TASK DESCRIPTION> Without the pictures, can you quote each line below exactly?

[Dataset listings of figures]
********

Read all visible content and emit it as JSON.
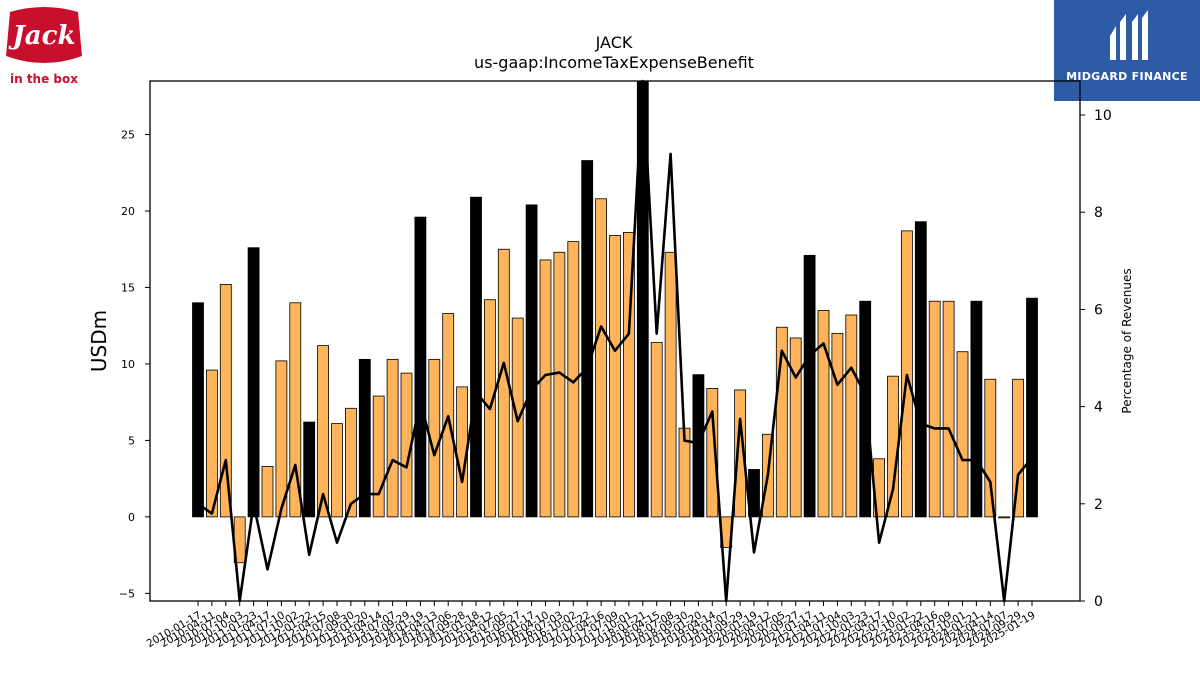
{
  "title": "JACK",
  "subtitle": "us-gaap:IncomeTaxExpenseBenefit",
  "logos": {
    "left_brand": "Jack",
    "left_tagline": "in the box",
    "right_brand": "MIDGARD FINANCE"
  },
  "colors": {
    "annual_bar": "#000000",
    "quarter_bar": "#ffb35a",
    "line": "#000000",
    "brand_red": "#c8102e",
    "brand_blue": "#2d5ba6"
  },
  "chart_data": {
    "type": "bar",
    "ylabel": "USDm",
    "y2label": "Percentage of Revenues",
    "ylim": [
      -5.5,
      28.5
    ],
    "y2lim": [
      0,
      10.7
    ],
    "yticks": [
      -5,
      0,
      5,
      10,
      15,
      20,
      25
    ],
    "y2ticks": [
      0,
      2,
      4,
      6,
      8,
      10
    ],
    "tick_labels": [
      "2010-01-17",
      "2010-04-11",
      "2010-07-04",
      "2010-10-03",
      "2011-01-23",
      "2011-04-17",
      "2011-07-10",
      "2011-10-02",
      "2012-01-22",
      "2012-04-15",
      "2012-07-08",
      "2012-09-30",
      "2013-01-20",
      "2013-04-14",
      "2013-07-07",
      "2013-09-29",
      "2014-01-19",
      "2014-04-13",
      "2014-07-06",
      "2014-09-28",
      "2015-01-18",
      "2015-04-12",
      "2015-07-05",
      "2015-09-27",
      "2016-01-17",
      "2016-04-10",
      "2016-07-03",
      "2016-10-02",
      "2017-01-22",
      "2017-04-16",
      "2017-07-09",
      "2017-10-01",
      "2018-01-21",
      "2018-04-15",
      "2018-07-08",
      "2018-09-30",
      "2019-01-20",
      "2019-04-14",
      "2019-07-07",
      "2019-09-29",
      "2020-01-19",
      "2020-04-12",
      "2020-07-05",
      "2020-09-27",
      "2021-01-17",
      "2021-04-11",
      "2021-07-04",
      "2021-10-03",
      "2022-01-23",
      "2022-04-17",
      "2022-07-10",
      "2022-10-02",
      "2023-01-22",
      "2023-04-16",
      "2023-07-09",
      "2023-10-01",
      "2024-01-21",
      "2024-04-14",
      "2024-07-07",
      "2024-09-29",
      "2025-01-19"
    ],
    "values": [
      14.0,
      9.6,
      15.2,
      -3.0,
      17.6,
      3.3,
      10.2,
      14.0,
      6.2,
      11.2,
      6.1,
      7.1,
      10.3,
      7.9,
      10.3,
      9.4,
      19.6,
      10.3,
      13.3,
      8.5,
      20.9,
      14.2,
      17.5,
      13.0,
      20.4,
      16.8,
      17.3,
      18.0,
      23.3,
      20.8,
      18.4,
      18.6,
      28.5,
      11.4,
      17.3,
      5.8,
      9.3,
      8.4,
      -2.0,
      8.3,
      3.1,
      5.4,
      12.4,
      11.7,
      17.1,
      13.5,
      12.0,
      13.2,
      14.1,
      3.8,
      9.2,
      18.7,
      19.3,
      14.1,
      14.1,
      10.8,
      14.1,
      9.0,
      0.0,
      9.0,
      14.3
    ],
    "annual": [
      1,
      0,
      0,
      0,
      1,
      0,
      0,
      0,
      1,
      0,
      0,
      0,
      1,
      0,
      0,
      0,
      1,
      0,
      0,
      0,
      1,
      0,
      0,
      0,
      1,
      0,
      0,
      0,
      1,
      0,
      0,
      0,
      1,
      0,
      0,
      0,
      1,
      0,
      0,
      0,
      1,
      0,
      0,
      0,
      1,
      0,
      0,
      0,
      1,
      0,
      0,
      0,
      1,
      0,
      0,
      0,
      1,
      0,
      0,
      0,
      1
    ],
    "pct_of_revenue": [
      2.0,
      1.8,
      2.9,
      -0.3,
      2.0,
      0.65,
      1.9,
      2.8,
      0.95,
      2.2,
      1.2,
      2.0,
      2.2,
      2.2,
      2.9,
      2.75,
      4.1,
      3.0,
      3.8,
      2.45,
      4.3,
      3.95,
      4.9,
      3.7,
      4.35,
      4.65,
      4.7,
      4.5,
      4.8,
      5.65,
      5.15,
      5.5,
      11.0,
      5.5,
      9.2,
      3.3,
      3.25,
      3.9,
      -0.2,
      3.75,
      1.0,
      2.6,
      5.15,
      4.6,
      5.05,
      5.3,
      4.45,
      4.8,
      4.25,
      1.2,
      2.3,
      4.65,
      3.65,
      3.55,
      3.55,
      2.9,
      2.9,
      2.45,
      0.0,
      2.6,
      2.95
    ]
  }
}
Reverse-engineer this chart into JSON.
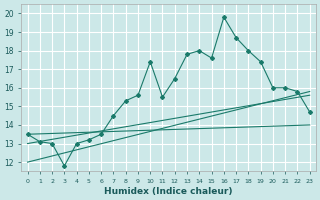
{
  "xlabel": "Humidex (Indice chaleur)",
  "xlim": [
    -0.5,
    23.5
  ],
  "ylim": [
    11.5,
    20.5
  ],
  "yticks": [
    12,
    13,
    14,
    15,
    16,
    17,
    18,
    19,
    20
  ],
  "xticks": [
    0,
    1,
    2,
    3,
    4,
    5,
    6,
    7,
    8,
    9,
    10,
    11,
    12,
    13,
    14,
    15,
    16,
    17,
    18,
    19,
    20,
    21,
    22,
    23
  ],
  "background_color": "#cce8e8",
  "grid_color": "#ffffff",
  "line_color": "#1a7a6a",
  "line1_x": [
    0,
    1,
    2,
    3,
    4,
    5,
    6,
    7,
    8,
    9,
    10,
    11,
    12,
    13,
    14,
    15,
    16,
    17,
    18,
    19,
    20,
    21,
    22,
    23
  ],
  "line1_y": [
    13.5,
    13.1,
    13.0,
    11.8,
    13.0,
    13.2,
    13.5,
    14.5,
    15.3,
    15.6,
    17.4,
    15.5,
    16.5,
    17.8,
    18.0,
    17.6,
    19.8,
    18.7,
    18.0,
    17.4,
    16.0,
    16.0,
    15.8,
    14.7
  ],
  "line2_x": [
    0,
    23
  ],
  "line2_y": [
    13.5,
    14.0
  ],
  "line3_x": [
    0,
    23
  ],
  "line3_y": [
    13.0,
    15.6
  ],
  "line4_x": [
    0,
    23
  ],
  "line4_y": [
    12.0,
    15.8
  ]
}
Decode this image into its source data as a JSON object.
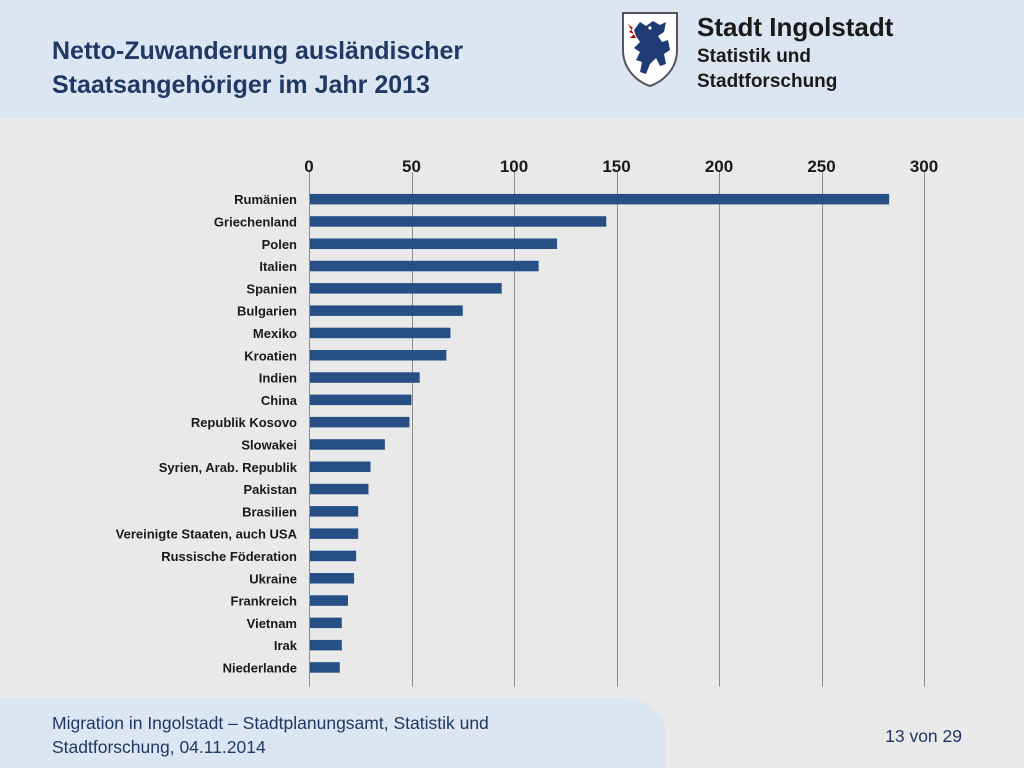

********

EXPECTED OUTPUT>
Read all visible content and emit it as JSON.
{
  "title": "JACK",
  "subtitle": "us-gaap:IncomeTaxExpenseBenefit",
  "logos": {
    "left_brand": "Jack",
    "left_tagline": "in the box",
    "right_brand": "MIDGARD FINANCE"
  },
  "colors": {
    "annual_bar": "#000000",
    "quarter_bar": "#ffb35a",
    "line": "#000000",
    "brand_red": "#c8102e",
    "brand_blue": "#2d5ba6"
  },
  "chart_data": {
    "type": "bar",
    "ylabel": "USDm",
    "y2label": "Percentage of Revenues",
    "ylim": [
      -5.5,
      28.5
    ],
    "y2lim": [
      0,
      10.7
    ],
    "yticks": [
      -5,
      0,
      5,
      10,
      15,
      20,
      25
    ],
    "y2ticks": [
      0,
      2,
      4,
      6,
      8,
      10
    ],
    "tick_labels": [
      "2010-01-17",
      "2010-04-11",
      "2010-07-04",
      "2010-10-03",
      "2011-01-23",
      "2011-04-17",
      "2011-07-10",
      "2011-10-02",
      "2012-01-22",
      "2012-04-15",
      "2012-07-08",
      "2012-09-30",
      "2013-01-20",
      "2013-04-14",
      "2013-07-07",
      "2013-09-29",
      "2014-01-19",
      "2014-04-13",
      "2014-07-06",
      "2014-09-28",
      "2015-01-18",
      "2015-04-12",
      "2015-07-05",
      "2015-09-27",
      "2016-01-17",
      "2016-04-10",
      "2016-07-03",
      "2016-10-02",
      "2017-01-22",
      "2017-04-16",
      "2017-07-09",
      "2017-10-01",
      "2018-01-21",
      "2018-04-15",
      "2018-07-08",
      "2018-09-30",
      "2019-01-20",
      "2019-04-14",
      "2019-07-07",
      "2019-09-29",
      "2020-01-19",
      "2020-04-12",
      "2020-07-05",
      "2020-09-27",
      "2021-01-17",
      "2021-04-11",
      "2021-07-04",
      "2021-10-03",
      "2022-01-23",
      "2022-04-17",
      "2022-07-10",
      "2022-10-02",
      "2023-01-22",
      "2023-04-16",
      "2023-07-09",
      "2023-10-01",
      "2024-01-21",
      "2024-04-14",
      "2024-07-07",
      "2024-09-29",
      "2025-01-19"
    ],
    "values": [
      14.0,
      9.6,
      15.2,
      -3.0,
      17.6,
      3.3,
      10.2,
      14.0,
      6.2,
      11.2,
      6.1,
      7.1,
      10.3,
      7.9,
      10.3,
      9.4,
      19.6,
      10.3,
      13.3,
      8.5,
      20.9,
      14.2,
      17.5,
      13.0,
      20.4,
      16.8,
      17.3,
      18.0,
      23.3,
      20.8,
      18.4,
      18.6,
      28.5,
      11.4,
      17.3,
      5.8,
      9.3,
      8.4,
      -2.0,
      8.3,
      3.1,
      5.4,
      12.4,
      11.7,
      17.1,
      13.5,
      12.0,
      13.2,
      14.1,
      3.8,
      9.2,
      18.7,
      19.3,
      14.1,
      14.1,
      10.8,
      14.1,
      9.0,
      0.0,
      9.0,
      14.3
    ],
    "annual": [
      1,
      0,
      0,
      0,
      1,
      0,
      0,
      0,
      1,
      0,
      0,
      0,
      1,
      0,
      0,
      0,
      1,
      0,
      0,
      0,
      1,
      0,
      0,
      0,
      1,
      0,
      0,
      0,
      1,
      0,
      0,
      0,
      1,
      0,
      0,
      0,
      1,
      0,
      0,
      0,
      1,
      0,
      0,
      0,
      1,
      0,
      0,
      0,
      1,
      0,
      0,
      0,
      1,
      0,
      0,
      0,
      1,
      0,
      0,
      0,
      1
    ],
    "pct_of_revenue": [
      2.0,
      1.8,
      2.9,
      -0.3,
      2.0,
      0.65,
      1.9,
      2.8,
      0.95,
      2.2,
      1.2,
      2.0,
      2.2,
      2.2,
      2.9,
      2.75,
      4.1,
      3.0,
      3.8,
      2.45,
      4.3,
      3.95,
      4.9,
      3.7,
      4.35,
      4.65,
      4.7,
      4.5,
      4.8,
      5.65,
      5.15,
      5.5,
      11.0,
      5.5,
      9.2,
      3.3,
      3.25,
      3.9,
      -0.2,
      3.75,
      1.0,
      2.6,
      5.15,
      4.6,
      5.05,
      5.3,
      4.45,
      4.8,
      4.25,
      1.2,
      2.3,
      4.65,
      3.65,
      3.55,
      3.55,
      2.9,
      2.9,
      2.45,
      0.0,
      2.6,
      2.95
    ]
  }
}
Reverse-engineer this chart into JSON.
{
  "xlabel": "Humidex (Indice chaleur)",
  "xlim": [
    -0.5,
    23.5
  ],
  "ylim": [
    11.5,
    20.5
  ],
  "yticks": [
    12,
    13,
    14,
    15,
    16,
    17,
    18,
    19,
    20
  ],
  "xticks": [
    0,
    1,
    2,
    3,
    4,
    5,
    6,
    7,
    8,
    9,
    10,
    11,
    12,
    13,
    14,
    15,
    16,
    17,
    18,
    19,
    20,
    21,
    22,
    23
  ],
  "background_color": "#cce8e8",
  "grid_color": "#ffffff",
  "line_color": "#1a7a6a",
  "line1_x": [
    0,
    1,
    2,
    3,
    4,
    5,
    6,
    7,
    8,
    9,
    10,
    11,
    12,
    13,
    14,
    15,
    16,
    17,
    18,
    19,
    20,
    21,
    22,
    23
  ],
  "line1_y": [
    13.5,
    13.1,
    13.0,
    11.8,
    13.0,
    13.2,
    13.5,
    14.5,
    15.3,
    15.6,
    17.4,
    15.5,
    16.5,
    17.8,
    18.0,
    17.6,
    19.8,
    18.7,
    18.0,
    17.4,
    16.0,
    16.0,
    15.8,
    14.7
  ],
  "line2_x": [
    0,
    23
  ],
  "line2_y": [
    13.5,
    14.0
  ],
  "line3_x": [
    0,
    23
  ],
  "line3_y": [
    13.0,
    15.6
  ],
  "line4_x": [
    0,
    23
  ],
  "line4_y": [
    12.0,
    15.8
  ]
}
Decode this image into its source data as a JSON object.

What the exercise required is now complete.